> **Job**
In the material below, list every line carrying the string "Publications".

> **Extracted data**
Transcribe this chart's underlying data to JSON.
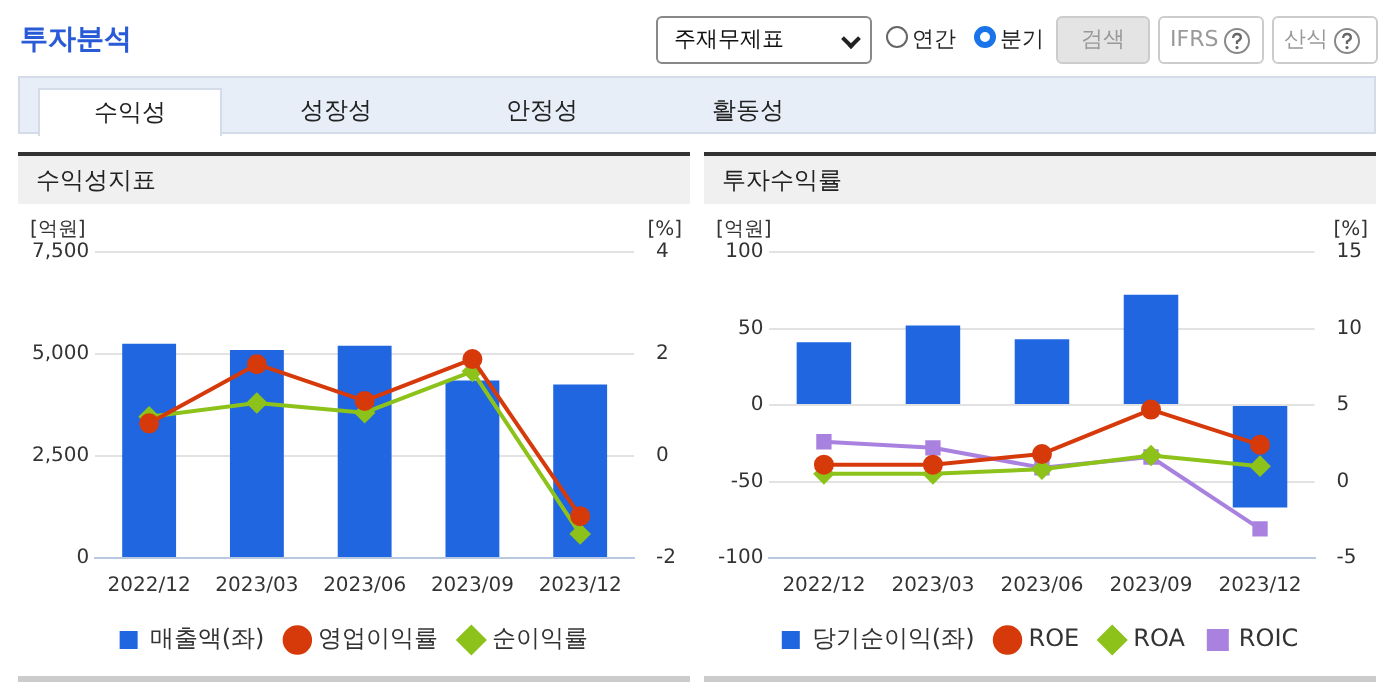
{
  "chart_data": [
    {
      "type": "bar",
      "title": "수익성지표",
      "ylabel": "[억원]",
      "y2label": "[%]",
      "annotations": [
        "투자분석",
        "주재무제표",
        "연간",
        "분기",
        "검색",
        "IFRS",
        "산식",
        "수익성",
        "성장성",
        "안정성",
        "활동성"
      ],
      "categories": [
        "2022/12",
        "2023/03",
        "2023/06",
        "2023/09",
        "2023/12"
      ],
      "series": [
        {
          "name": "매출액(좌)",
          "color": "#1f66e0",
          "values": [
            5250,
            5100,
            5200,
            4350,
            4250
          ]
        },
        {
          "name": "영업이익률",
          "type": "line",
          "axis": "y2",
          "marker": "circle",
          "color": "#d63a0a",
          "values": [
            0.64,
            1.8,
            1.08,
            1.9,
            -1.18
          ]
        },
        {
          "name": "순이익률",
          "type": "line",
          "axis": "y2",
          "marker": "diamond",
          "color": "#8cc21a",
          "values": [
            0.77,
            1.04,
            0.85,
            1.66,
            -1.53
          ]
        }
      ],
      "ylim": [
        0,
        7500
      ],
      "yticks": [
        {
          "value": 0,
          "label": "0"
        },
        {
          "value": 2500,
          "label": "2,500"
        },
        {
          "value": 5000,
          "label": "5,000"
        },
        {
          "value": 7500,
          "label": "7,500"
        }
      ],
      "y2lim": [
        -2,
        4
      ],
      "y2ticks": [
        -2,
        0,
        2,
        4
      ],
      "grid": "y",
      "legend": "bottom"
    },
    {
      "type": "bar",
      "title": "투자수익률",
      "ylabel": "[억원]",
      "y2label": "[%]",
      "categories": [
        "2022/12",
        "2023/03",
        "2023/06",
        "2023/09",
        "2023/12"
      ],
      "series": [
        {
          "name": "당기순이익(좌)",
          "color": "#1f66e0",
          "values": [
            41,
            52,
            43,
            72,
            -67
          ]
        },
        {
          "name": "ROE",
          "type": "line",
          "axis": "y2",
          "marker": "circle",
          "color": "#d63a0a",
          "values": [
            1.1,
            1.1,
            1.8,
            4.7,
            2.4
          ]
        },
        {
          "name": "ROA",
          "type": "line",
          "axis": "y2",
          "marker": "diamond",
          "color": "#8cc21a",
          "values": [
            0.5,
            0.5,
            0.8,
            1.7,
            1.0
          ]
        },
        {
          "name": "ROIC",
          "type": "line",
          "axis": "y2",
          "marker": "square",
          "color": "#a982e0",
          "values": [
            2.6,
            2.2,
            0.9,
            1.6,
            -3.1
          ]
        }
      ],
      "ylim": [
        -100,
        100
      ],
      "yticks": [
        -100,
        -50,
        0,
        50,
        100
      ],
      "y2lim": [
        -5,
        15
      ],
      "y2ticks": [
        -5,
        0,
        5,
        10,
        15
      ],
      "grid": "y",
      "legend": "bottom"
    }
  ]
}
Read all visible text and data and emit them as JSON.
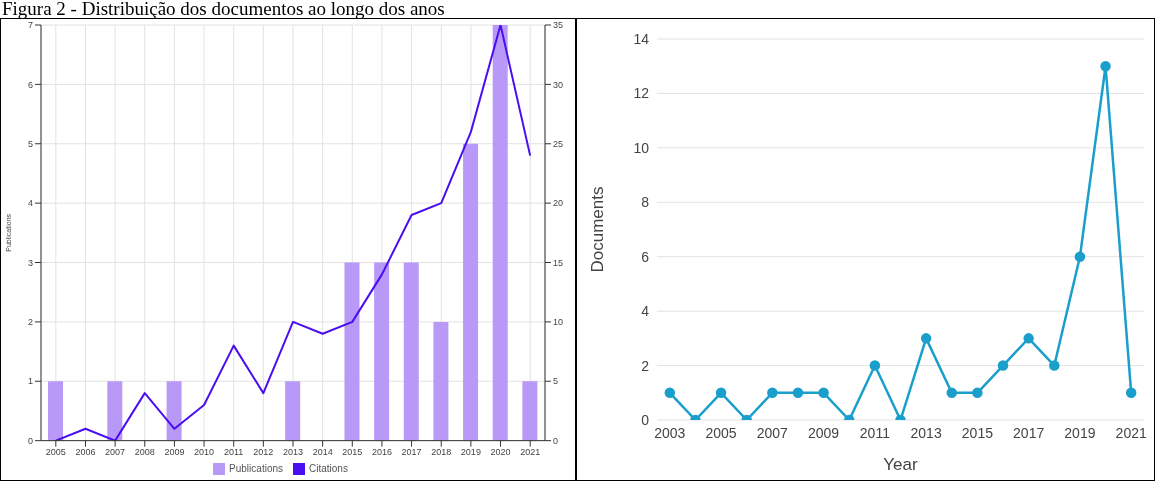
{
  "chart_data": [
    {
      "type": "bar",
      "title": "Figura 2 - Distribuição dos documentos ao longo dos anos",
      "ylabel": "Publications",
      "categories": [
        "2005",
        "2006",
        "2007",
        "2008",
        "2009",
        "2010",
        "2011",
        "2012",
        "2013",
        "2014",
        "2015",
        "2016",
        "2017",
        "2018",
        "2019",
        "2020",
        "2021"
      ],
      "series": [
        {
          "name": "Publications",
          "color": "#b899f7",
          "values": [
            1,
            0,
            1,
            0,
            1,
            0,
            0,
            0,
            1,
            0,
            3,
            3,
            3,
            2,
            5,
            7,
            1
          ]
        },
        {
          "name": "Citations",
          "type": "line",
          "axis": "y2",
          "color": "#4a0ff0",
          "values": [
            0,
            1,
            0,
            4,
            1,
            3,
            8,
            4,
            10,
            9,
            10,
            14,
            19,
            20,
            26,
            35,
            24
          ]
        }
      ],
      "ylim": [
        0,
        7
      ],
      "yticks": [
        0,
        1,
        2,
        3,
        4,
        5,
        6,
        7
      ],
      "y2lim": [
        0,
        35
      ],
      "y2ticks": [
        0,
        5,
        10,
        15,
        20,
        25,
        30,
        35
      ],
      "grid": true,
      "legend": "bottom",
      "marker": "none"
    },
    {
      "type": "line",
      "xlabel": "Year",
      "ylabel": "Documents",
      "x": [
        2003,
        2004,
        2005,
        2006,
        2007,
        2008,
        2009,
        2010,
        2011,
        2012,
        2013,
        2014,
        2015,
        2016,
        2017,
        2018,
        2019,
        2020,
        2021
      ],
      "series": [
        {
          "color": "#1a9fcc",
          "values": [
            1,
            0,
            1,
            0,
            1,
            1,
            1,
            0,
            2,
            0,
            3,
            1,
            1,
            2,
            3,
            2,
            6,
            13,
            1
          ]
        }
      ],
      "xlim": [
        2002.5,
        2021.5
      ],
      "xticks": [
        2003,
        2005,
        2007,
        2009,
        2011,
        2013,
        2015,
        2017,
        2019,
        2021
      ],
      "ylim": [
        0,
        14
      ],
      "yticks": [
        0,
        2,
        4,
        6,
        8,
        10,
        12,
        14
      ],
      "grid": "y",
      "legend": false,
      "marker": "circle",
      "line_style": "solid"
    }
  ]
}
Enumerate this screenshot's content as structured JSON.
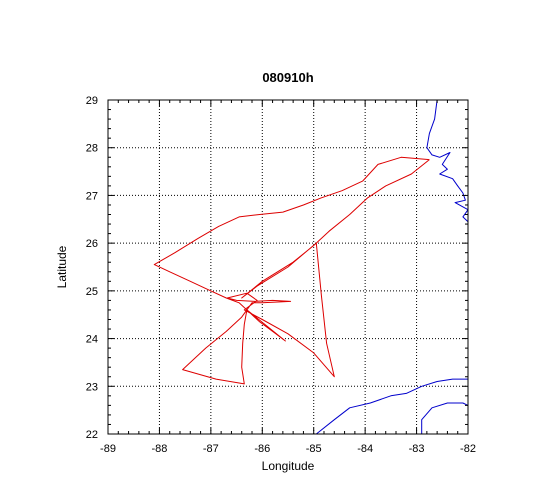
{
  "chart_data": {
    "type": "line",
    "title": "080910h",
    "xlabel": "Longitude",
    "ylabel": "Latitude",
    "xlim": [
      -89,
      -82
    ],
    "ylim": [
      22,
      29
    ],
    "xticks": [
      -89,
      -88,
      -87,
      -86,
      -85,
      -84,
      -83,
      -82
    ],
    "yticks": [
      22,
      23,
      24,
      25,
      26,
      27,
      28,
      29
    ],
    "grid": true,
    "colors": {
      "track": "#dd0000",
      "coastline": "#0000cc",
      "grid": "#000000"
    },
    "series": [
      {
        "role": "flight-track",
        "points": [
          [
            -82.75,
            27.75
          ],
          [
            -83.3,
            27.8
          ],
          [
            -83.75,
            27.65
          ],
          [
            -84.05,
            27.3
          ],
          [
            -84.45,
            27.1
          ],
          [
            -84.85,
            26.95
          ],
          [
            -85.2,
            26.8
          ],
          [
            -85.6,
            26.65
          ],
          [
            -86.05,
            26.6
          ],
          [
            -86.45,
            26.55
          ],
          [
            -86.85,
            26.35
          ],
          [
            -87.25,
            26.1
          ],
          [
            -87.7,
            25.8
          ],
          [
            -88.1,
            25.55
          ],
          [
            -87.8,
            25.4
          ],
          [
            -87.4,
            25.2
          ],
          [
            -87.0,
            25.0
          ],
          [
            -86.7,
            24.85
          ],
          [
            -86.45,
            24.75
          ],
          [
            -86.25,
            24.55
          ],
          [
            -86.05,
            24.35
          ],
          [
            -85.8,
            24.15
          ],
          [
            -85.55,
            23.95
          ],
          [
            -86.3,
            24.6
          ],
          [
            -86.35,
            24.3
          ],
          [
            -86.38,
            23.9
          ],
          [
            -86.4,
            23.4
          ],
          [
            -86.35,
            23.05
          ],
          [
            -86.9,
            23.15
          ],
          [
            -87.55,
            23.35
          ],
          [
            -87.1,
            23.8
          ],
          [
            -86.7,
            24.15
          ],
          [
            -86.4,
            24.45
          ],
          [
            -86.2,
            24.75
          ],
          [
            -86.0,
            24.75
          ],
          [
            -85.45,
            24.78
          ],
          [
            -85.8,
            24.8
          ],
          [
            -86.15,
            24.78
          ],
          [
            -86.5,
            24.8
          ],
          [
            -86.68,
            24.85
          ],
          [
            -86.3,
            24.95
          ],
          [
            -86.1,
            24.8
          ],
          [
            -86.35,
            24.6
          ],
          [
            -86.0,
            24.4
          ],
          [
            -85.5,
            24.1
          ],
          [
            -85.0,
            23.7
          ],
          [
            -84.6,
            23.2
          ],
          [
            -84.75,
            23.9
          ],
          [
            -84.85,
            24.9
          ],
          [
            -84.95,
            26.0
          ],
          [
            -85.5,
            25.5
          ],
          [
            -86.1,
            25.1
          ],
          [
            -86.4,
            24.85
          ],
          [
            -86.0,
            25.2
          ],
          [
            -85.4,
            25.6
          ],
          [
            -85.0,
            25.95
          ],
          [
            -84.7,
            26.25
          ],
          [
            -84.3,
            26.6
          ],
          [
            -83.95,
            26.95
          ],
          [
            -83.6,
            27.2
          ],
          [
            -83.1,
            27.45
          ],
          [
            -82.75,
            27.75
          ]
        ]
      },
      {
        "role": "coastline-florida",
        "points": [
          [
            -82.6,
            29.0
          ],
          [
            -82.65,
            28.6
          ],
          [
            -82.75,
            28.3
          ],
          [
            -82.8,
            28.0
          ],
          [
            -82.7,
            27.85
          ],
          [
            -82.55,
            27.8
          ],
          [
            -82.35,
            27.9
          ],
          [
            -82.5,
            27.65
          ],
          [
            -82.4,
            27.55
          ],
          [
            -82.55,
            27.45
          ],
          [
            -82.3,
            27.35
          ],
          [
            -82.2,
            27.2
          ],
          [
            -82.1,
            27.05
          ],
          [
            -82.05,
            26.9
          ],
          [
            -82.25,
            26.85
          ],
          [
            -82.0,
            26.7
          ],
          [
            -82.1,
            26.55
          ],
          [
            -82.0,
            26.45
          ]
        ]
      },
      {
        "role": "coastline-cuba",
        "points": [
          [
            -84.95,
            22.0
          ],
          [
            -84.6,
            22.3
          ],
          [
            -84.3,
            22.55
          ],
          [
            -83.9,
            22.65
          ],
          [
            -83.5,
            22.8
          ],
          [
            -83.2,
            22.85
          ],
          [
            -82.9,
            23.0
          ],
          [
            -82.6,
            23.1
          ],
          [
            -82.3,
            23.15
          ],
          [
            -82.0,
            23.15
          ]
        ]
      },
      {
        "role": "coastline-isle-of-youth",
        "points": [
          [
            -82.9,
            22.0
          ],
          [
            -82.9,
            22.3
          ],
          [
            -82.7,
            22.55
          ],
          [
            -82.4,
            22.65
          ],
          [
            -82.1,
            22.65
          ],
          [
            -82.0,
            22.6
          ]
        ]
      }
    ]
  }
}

> **Task solution**
      "ylabel": "Publications",
          "name": "Publications",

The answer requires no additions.